++++ Raw records ++++

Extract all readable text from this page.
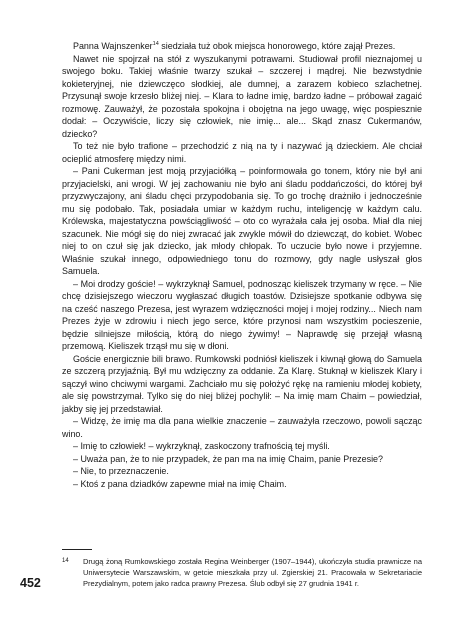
Panna Wajnszenker$^{14}$ siedziała tuż obok miejsca honorowego, które zajął Prezes.

Nawet nie spojrzał na stół z wyszukanymi potrawami. Studiował profil nieznajomej u swojego boku. Takiej właśnie twarzy szukał – szczerej i mądrej. Nie bezwstydnie kokieteryjnej, nie dziewczęco słodkiej, ale dumnej, a zarazem kobieco szlachetnej. Przysunął swoje krzesło bliżej niej. – Klara to ładne imię, bardzo ładne – próbował zagaić rozmowę. Zauważył, że pozostała spokojna i obojętna na jego uwagę, więc pospiesznie dodał: – Oczywiście, liczy się człowiek, nie imię... ale... Skąd znasz Cukermanów, dziecko?

To też nie było trafione – przechodzić z nią na ty i nazywać ją dzieckiem. Ale chciał ocieplić atmosferę między nimi.

– Pani Cukerman jest moją przyjaciółką – poinformowała go tonem, który nie był ani przyjacielski, ani wrogi. W jej zachowaniu nie było ani śladu poddańczości, do której był przyzwyczajony, ani śladu chęci przypodobania się. To go trochę drażniło i jednocześnie mu się podobało. Tak, posiadała umiar w każdym ruchu, inteligencję w każdym calu. Królewska, majestatyczna powściągliwość – oto co wyrażała cała jej osoba. Miał dla niej szacunek. Nie mógł się do niej zwracać jak zwykle mówił do dziewcząt, do kobiet. Wobec niej to on czuł się jak dziecko, jak młody chłopak. To uczucie było nowe i przyjemne. Właśnie szukał innego, odpowiedniego tonu do rozmowy, gdy nagle usłyszał głos Samuela.

– Moi drodzy goście! – wykrzyknął Samuel, podnosząc kieliszek trzymany w ręce. – Nie chcę dzisiejszego wieczoru wygłaszać długich toastów. Dzisiejsze spotkanie odbywa się na cześć naszego Prezesa, jest wyrazem wdzięczności mojej i mojej rodziny... Niech nam Prezes żyje w zdrowiu i niech jego serce, które przynosi nam wszystkim pocieszenie, będzie silniejsze miłością, którą do niego żywimy! – Naprawdę się przejął własną przemową. Kieliszek trząsł mu się w dłoni.

Goście energicznie bili brawo. Rumkowski podniósł kieliszek i kiwnął głową do Samuela ze szczerą przyjaźnią. Był mu wdzięczny za oddanie. Za Klarę. Stuknął w kieliszek Klary i sączył wino chciwymi wargami. Zachciało mu się położyć rękę na ramieniu młodej kobiety, ale się powstrzymał. Tylko się do niej bliżej pochylił: – Na imię mam Chaim – powiedział, jakby się jej przedstawiał.

– Widzę, że imię ma dla pana wielkie znaczenie – zauważyła rzeczowo, powoli sącząc wino.

– Imię to człowiek! – wykrzyknął, zaskoczony trafnością tej myśli.

– Uważa pan, że to nie przypadek, że pan ma na imię Chaim, panie Prezesie?

– Nie, to przeznaczenie.

– Ktoś z pana dziadków zapewne miał na imię Chaim.

14 Drugą żoną Rumkowskiego została Regina Weinberger (1907–1944), ukończyła studia prawnicze na Uniwersytecie Warszawskim, w getcie mieszkała przy ul. Zgierskiej 21. Pracowała w Sekretariacie Prezydialnym, potem jako radca prawny Prezesa. Ślub odbył się 27 grudnia 1941 r.
452
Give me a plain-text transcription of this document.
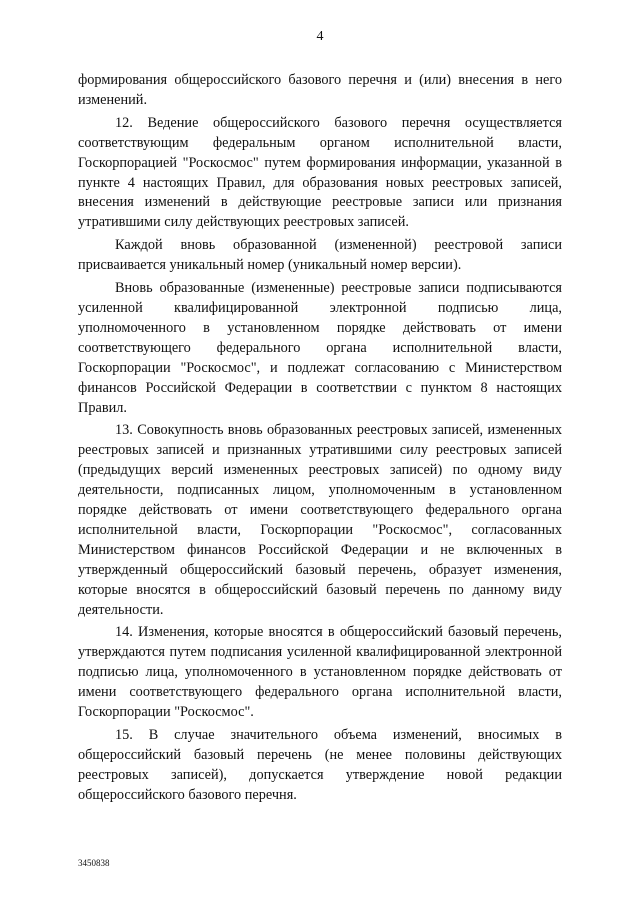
4

формирования общероссийского базового перечня и (или) внесения в него изменений.

12. Ведение общероссийского базового перечня осуществляется соответствующим федеральным органом исполнительной власти, Госкорпорацией "Роскосмос" путем формирования информации, указанной в пункте 4 настоящих Правил, для образования новых реестровых записей, внесения изменений в действующие реестровые записи или признания утратившими силу действующих реестровых записей.

Каждой вновь образованной (измененной) реестровой записи присваивается уникальный номер (уникальный номер версии).

Вновь образованные (измененные) реестровые записи подписываются усиленной квалифицированной электронной подписью лица, уполномоченного в установленном порядке действовать от имени соответствующего федерального органа исполнительной власти, Госкорпорации "Роскосмос", и подлежат согласованию с Министерством финансов Российской Федерации в соответствии с пунктом 8 настоящих Правил.

13. Совокупность вновь образованных реестровых записей, измененных реестровых записей и признанных утратившими силу реестровых записей (предыдущих версий измененных реестровых записей) по одному виду деятельности, подписанных лицом, уполномоченным в установленном порядке действовать от имени соответствующего федерального органа исполнительной власти, Госкорпорации "Роскосмос", согласованных Министерством финансов Российской Федерации и не включенных в утвержденный общероссийский базовый перечень, образует изменения, которые вносятся в общероссийский базовый перечень по данному виду деятельности.

14. Изменения, которые вносятся в общероссийский базовый перечень, утверждаются путем подписания усиленной квалифицированной электронной подписью лица, уполномоченного в установленном порядке действовать от имени соответствующего федерального органа исполнительной власти, Госкорпорации "Роскосмос".

15. В случае значительного объема изменений, вносимых в общероссийский базовый перечень (не менее половины действующих реестровых записей), допускается утверждение новой редакции общероссийского базового перечня.

3450838
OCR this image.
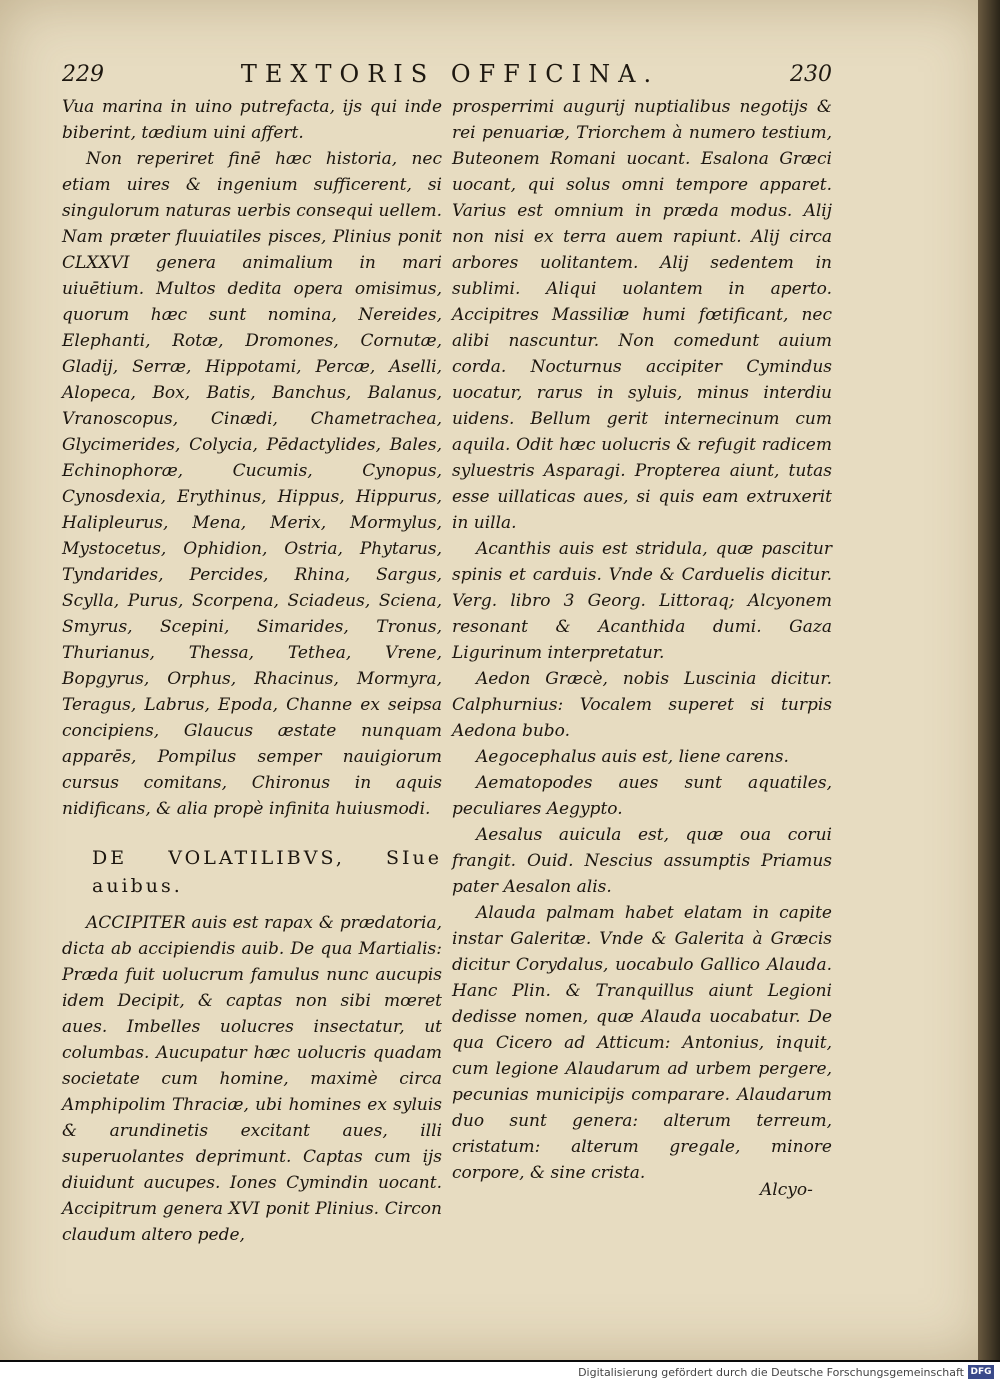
229	TEXTORIS OFFICINA.	230

Vua marina in uino putrefacta, ijs qui inde biberint, tædium uini affert.

Non reperiret finē hæc historia, nec etiam uires & ingenium sufficerent, si singulorum naturas uerbis consequi uellem. Nam præter fluuiatiles pisces, Plinius ponit CLXXVI genera animalium in mari uiuētium. Multos dedita opera omisimus, quorum hæc sunt nomina, Nereides, Elephanti, Rotæ, Dromones, Cornutæ, Gladij, Serræ, Hippotami, Percæ, Aselli, Alopeca, Box, Batis, Banchus, Balanus, Vranoscopus, Cinædi, Chametrachea, Glycimerides, Colycia, Pēdactylides, Bales, Echinophoræ, Cucumis, Cynopus, Cynosdexia, Erythinus, Hippus, Hippurus, Halipleurus, Mena, Merix, Mormylus, Mystocetus, Ophidion, Ostria, Phytarus, Tyndarides, Percides, Rhina, Sargus, Scylla, Purus, Scorpena, Sciadeus, Sciena, Smyrus, Scepini, Simarides, Tronus, Thurianus, Thessa, Tethea, Vrene, Bopgyrus, Orphus, Rhacinus, Mormyra, Teragus, Labrus, Epoda, Channe ex seipsa concipiens, Glaucus æstate nunquam apparēs, Pompilus semper nauigiorum cursus comitans, Chironus in aquis nidificans, & alia propè infinita huiusmodi.

DE VOLATILIBVS, SIue auibus.

ACCIPITER auis est rapax & prædatoria, dicta ab accipiendis auib. De qua Martialis: Præda fuit uolucrum famulus nunc aucupis idem Decipit, & captas non sibi mœret aues. Imbelles uolucres insectatur, ut columbas. Aucupatur hæc uolucris quadam societate cum homine, maximè circa Amphipolim Thraciæ, ubi homines ex syluis & arundinetis excitant aues, illi superuolantes deprimunt. Captas cum ijs diuidunt aucupes. Iones Cymindin uocant. Accipitrum genera XVI ponit Plinius. Circon claudum altero pede,

prosperrimi augurij nuptialibus negotijs & rei penuariæ, Triorchem à numero testium, Buteonem Romani uocant. Esalona Græci uocant, qui solus omni tempore apparet. Varius est omnium in præda modus. Alij non nisi ex terra auem rapiunt. Alij circa arbores uolitantem. Alij sedentem in sublimi. Aliqui uolantem in aperto. Accipitres Massiliæ humi fœtificant, nec alibi nascuntur. Non comedunt auium corda. Nocturnus accipiter Cymindus uocatur, rarus in syluis, minus interdiu uidens. Bellum gerit internecinum cum aquila. Odit hæc uolucris & refugit radicem syluestris Asparagi. Propterea aiunt, tutas esse uillaticas aues, si quis eam extruxerit in uilla.

Acanthis auis est stridula, quæ pascitur spinis et carduis. Vnde & Carduelis dicitur. Verg. libro 3 Georg. Littoraq; Alcyonem resonant & Acanthida dumi. Gaza Ligurinum interpretatur.

Aedon Græcè, nobis Luscinia dicitur. Calphurnius: Vocalem superet si turpis Aedona bubo.

Aegocephalus auis est, liene carens.

Aematopodes aues sunt aquatiles, peculiares Aegypto.

Aesalus auicula est, quæ oua corui frangit. Ouid. Nescius assumptis Priamus pater Aesalon alis.

Alauda palmam habet elatam in capite instar Galeritæ. Vnde & Galerita à Græcis dicitur Corydalus, uocabulo Gallico Alauda. Hanc Plin. & Tranquillus aiunt Legioni dedisse nomen, quæ Alauda uocabatur. De qua Cicero ad Atticum: Antonius, inquit, cum legione Alaudarum ad urbem pergere, pecunias municipijs comparare. Alaudarum duo sunt genera: alterum terreum, cristatum: alterum gregale, minore corpore, & sine crista.

Alcyo-
Digitalisierung gefördert durch die Deutsche Forschungsgemeinschaft DFG
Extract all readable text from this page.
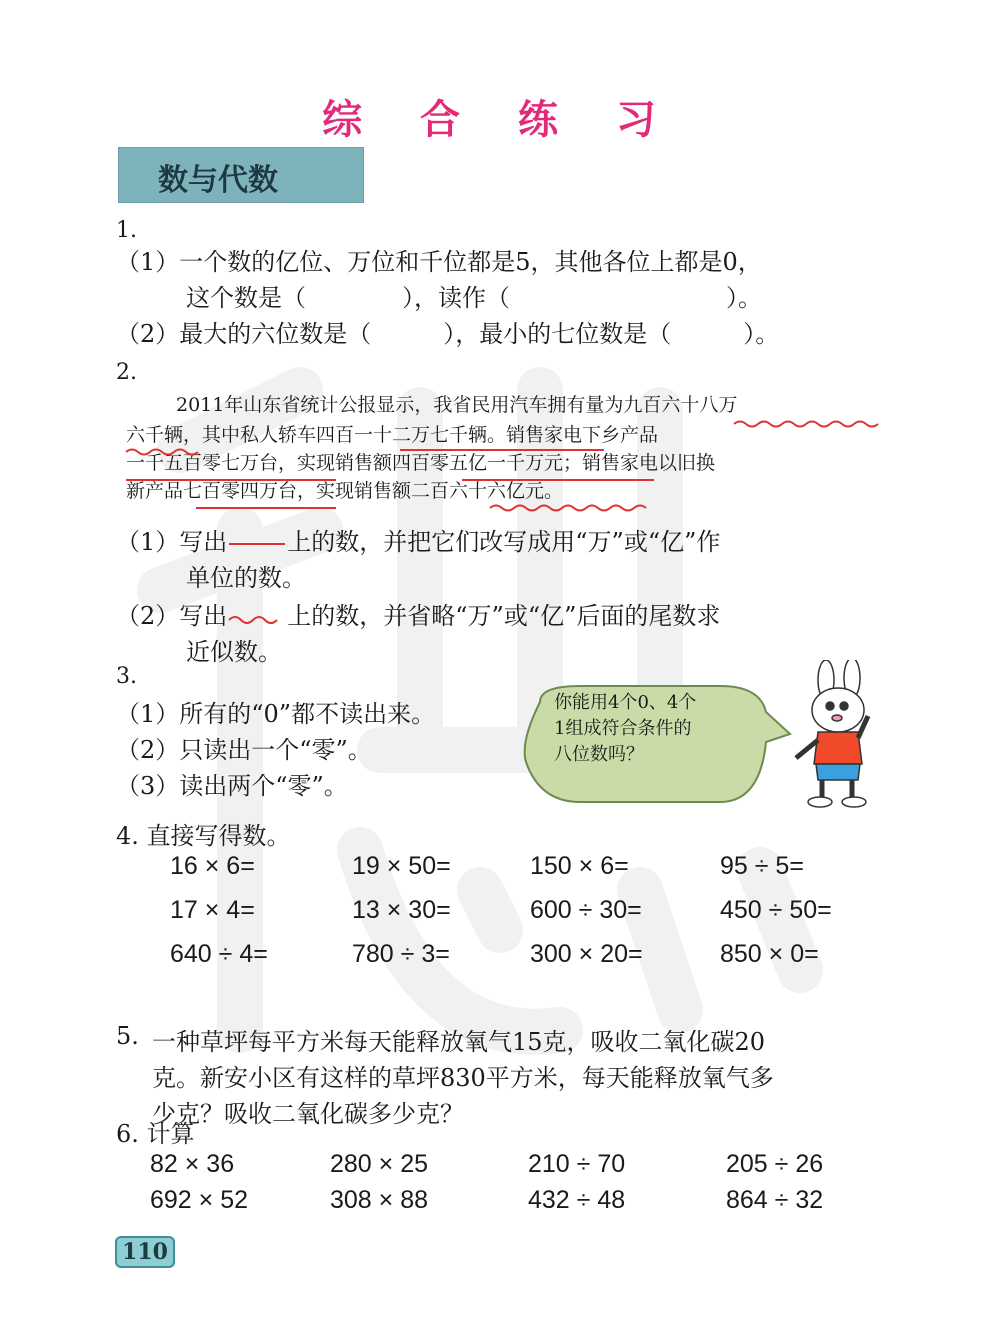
综 合 练 习
数与代数
1.
（1）一个数的亿位、万位和千位都是5，其他各位上都是0，
这个数是（　　　　），读作（　　　　　　　　　）。
（2）最大的六位数是（　　　），最小的七位数是（　　　）。
2.
2011年山东省统计公报显示，我省民用汽车拥有量为九百六十八万
六千辆，其中私人轿车四百一十二万七千辆。销售家电下乡产品
一千五百零七万台，实现销售额四百零五亿一千万元；销售家电以旧换
新产品七百零四万台，实现销售额二百六十六亿元。
（1）写出	上的数，并把它们改写成用“万”或“亿”作
单位的数。
（2）写出	上的数，并省略“万”或“亿”后面的尾数求
近似数。
3.
（1）所有的“0”都不读出来。
（2）只读出一个“零”。
（3）读出两个“零”。
你能用4个0、4个
1组成符合条件的
八位数吗？
4. 直接写得数。
16 × 6=	19 × 50=	150 × 6=	95 ÷ 5=
17 × 4=	13 × 30=	600 ÷ 30=	450 ÷ 50=
640 ÷ 4=	780 ÷ 3=	300 × 20=	850 × 0=
5. 一种草坪每平方米每天能释放氧气15克，吸收二氧化碳20
克。新安小区有这样的草坪830平方米，每天能释放氧气多
少克？吸收二氧化碳多少克？
6. 计算
82 × 36	280 × 25	210 ÷ 70	205 ÷ 26
692 × 52	308 × 88	432 ÷ 48	864 ÷ 32
110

++++

Using the listing above, list every line in which the string "Роскосмос" occurs.

» Task result:
12. Ведение общероссийского базового перечня осуществляется соответствующим федеральным органом исполнительной власти, Госкорпорацией "Роскосмос" путем формирования информации, указанной в пункте 4 настоящих Правил, для образования новых реестровых записей, внесения изменений в действующие реестровые записи или признания утратившими силу действующих реестровых записей.
Вновь образованные (измененные) реестровые записи подписываются усиленной квалифицированной электронной подписью лица, уполномоченного в установленном порядке действовать от имени соответствующего федерального органа исполнительной власти, Госкорпорации "Роскосмос", и подлежат согласованию с Министерством финансов Российской Федерации в соответствии с пунктом 8 настоящих Правил.
13. Совокупность вновь образованных реестровых записей, измененных реестровых записей и признанных утратившими силу реестровых записей (предыдущих версий измененных реестровых записей) по одному виду деятельности, подписанных лицом, уполномоченным в установленном порядке действовать от имени соответствующего федерального органа исполнительной власти, Госкорпорации "Роскосмос", согласованных Министерством финансов Российской Федерации и не включенных в утвержденный общероссийский базовый перечень, образует изменения, которые вносятся в общероссийский базовый перечень по данному виду деятельности.
14. Изменения, которые вносятся в общероссийский базовый перечень, утверждаются путем подписания усиленной квалифицированной электронной подписью лица, уполномоченного в установленном порядке действовать от имени соответствующего федерального органа исполнительной власти, Госкорпорации "Роскосмос".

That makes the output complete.